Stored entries
"""

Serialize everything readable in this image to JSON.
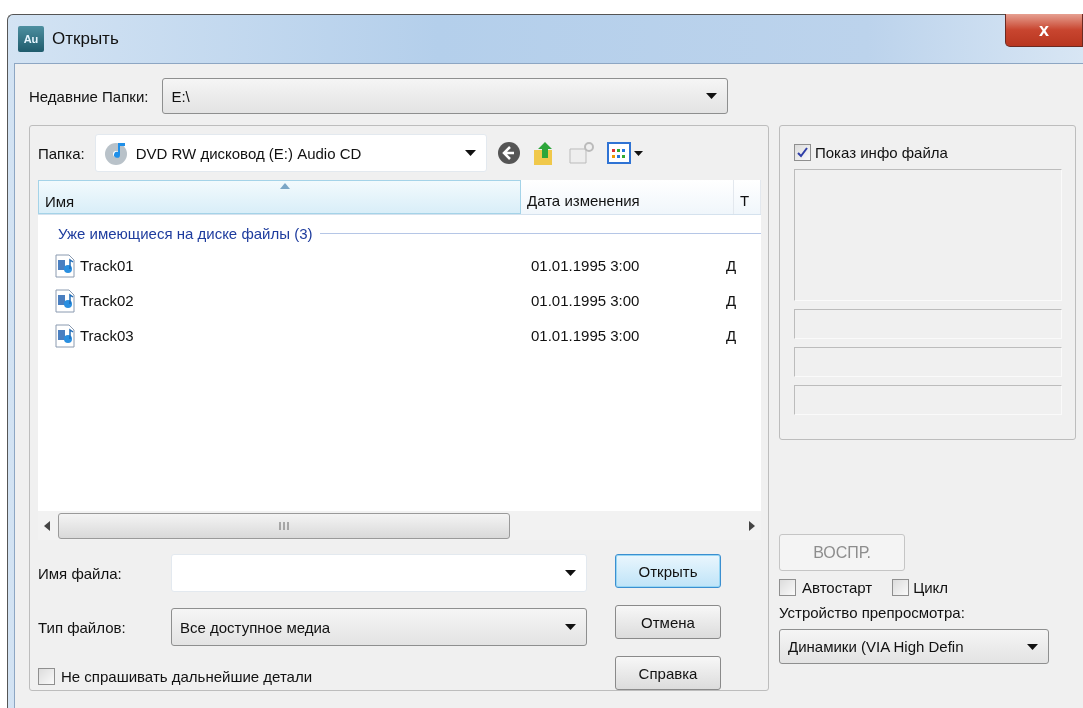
{
  "window": {
    "title": "Открыть",
    "app_icon": "Au",
    "close": "x"
  },
  "recent_folders": {
    "label": "Недавние Папки:",
    "value": "E:\\"
  },
  "folder": {
    "label": "Папка:",
    "value": "DVD RW дисковод (E:) Audio CD"
  },
  "file_list": {
    "columns": [
      {
        "label": "Имя",
        "sorted": true
      },
      {
        "label": "Дата изменения",
        "sorted": false
      },
      {
        "label": "Т",
        "sorted": false
      }
    ],
    "group": "Уже имеющиеся на диске файлы (3)",
    "rows": [
      {
        "name": "Track01",
        "date": "01.01.1995 3:00",
        "column_3": "Д"
      },
      {
        "name": "Track02",
        "date": "01.01.1995 3:00",
        "column_3": "Д"
      },
      {
        "name": "Track03",
        "date": "01.01.1995 3:00",
        "column_3": "Д"
      }
    ]
  },
  "file_name": {
    "label": "Имя файла:"
  },
  "file_type": {
    "label": "Тип файлов:",
    "value": "Все доступное медиа"
  },
  "dont_ask": {
    "label": "Не спрашивать дальнейшие детали",
    "checked": false
  },
  "buttons": [
    {
      "label": "Открыть",
      "default": true
    },
    {
      "label": "Отмена",
      "default": false
    },
    {
      "label": "Справка",
      "default": false
    }
  ],
  "preview": {
    "show_info": {
      "label": "Показ инфо файла",
      "checked": true
    },
    "play_button": {
      "label": "ВОСПР.",
      "disabled": true
    },
    "autostart": {
      "label": "Автостарт",
      "checked": false
    },
    "loop": {
      "label": "Цикл",
      "checked": false
    },
    "device_label": "Устройство препросмотра:",
    "device": "Динамики (VIA High Defin"
  }
}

"""

Every record is to be reproduced exactly, with no pictures included.

EXPECTED OUTPUT
Serialize everything readable in this image to JSON.
{
  "window": {
    "title": "Открыть",
    "app_icon": "Au",
    "close": "x"
  },
  "recent_folders": {
    "label": "Недавние Папки:",
    "value": "E:\\"
  },
  "folder": {
    "label": "Папка:",
    "value": "DVD RW дисковод (E:) Audio CD"
  },
  "file_list": {
    "columns": [
      {
        "label": "Имя",
        "sorted": true
      },
      {
        "label": "Дата изменения",
        "sorted": false
      },
      {
        "label": "Т",
        "sorted": false
      }
    ],
    "group": "Уже имеющиеся на диске файлы (3)",
    "rows": [
      {
        "name": "Track01",
        "date": "01.01.1995 3:00",
        "column_3": "Д"
      },
      {
        "name": "Track02",
        "date": "01.01.1995 3:00",
        "column_3": "Д"
      },
      {
        "name": "Track03",
        "date": "01.01.1995 3:00",
        "column_3": "Д"
      }
    ]
  },
  "file_name": {
    "label": "Имя файла:"
  },
  "file_type": {
    "label": "Тип файлов:",
    "value": "Все доступное медиа"
  },
  "dont_ask": {
    "label": "Не спрашивать дальнейшие детали",
    "checked": false
  },
  "buttons": [
    {
      "label": "Открыть",
      "default": true
    },
    {
      "label": "Отмена",
      "default": false
    },
    {
      "label": "Справка",
      "default": false
    }
  ],
  "preview": {
    "show_info": {
      "label": "Показ инфо файла",
      "checked": true
    },
    "play_button": {
      "label": "ВОСПР.",
      "disabled": true
    },
    "autostart": {
      "label": "Автостарт",
      "checked": false
    },
    "loop": {
      "label": "Цикл",
      "checked": false
    },
    "device_label": "Устройство препросмотра:",
    "device": "Динамики (VIA High Defin"
  }
}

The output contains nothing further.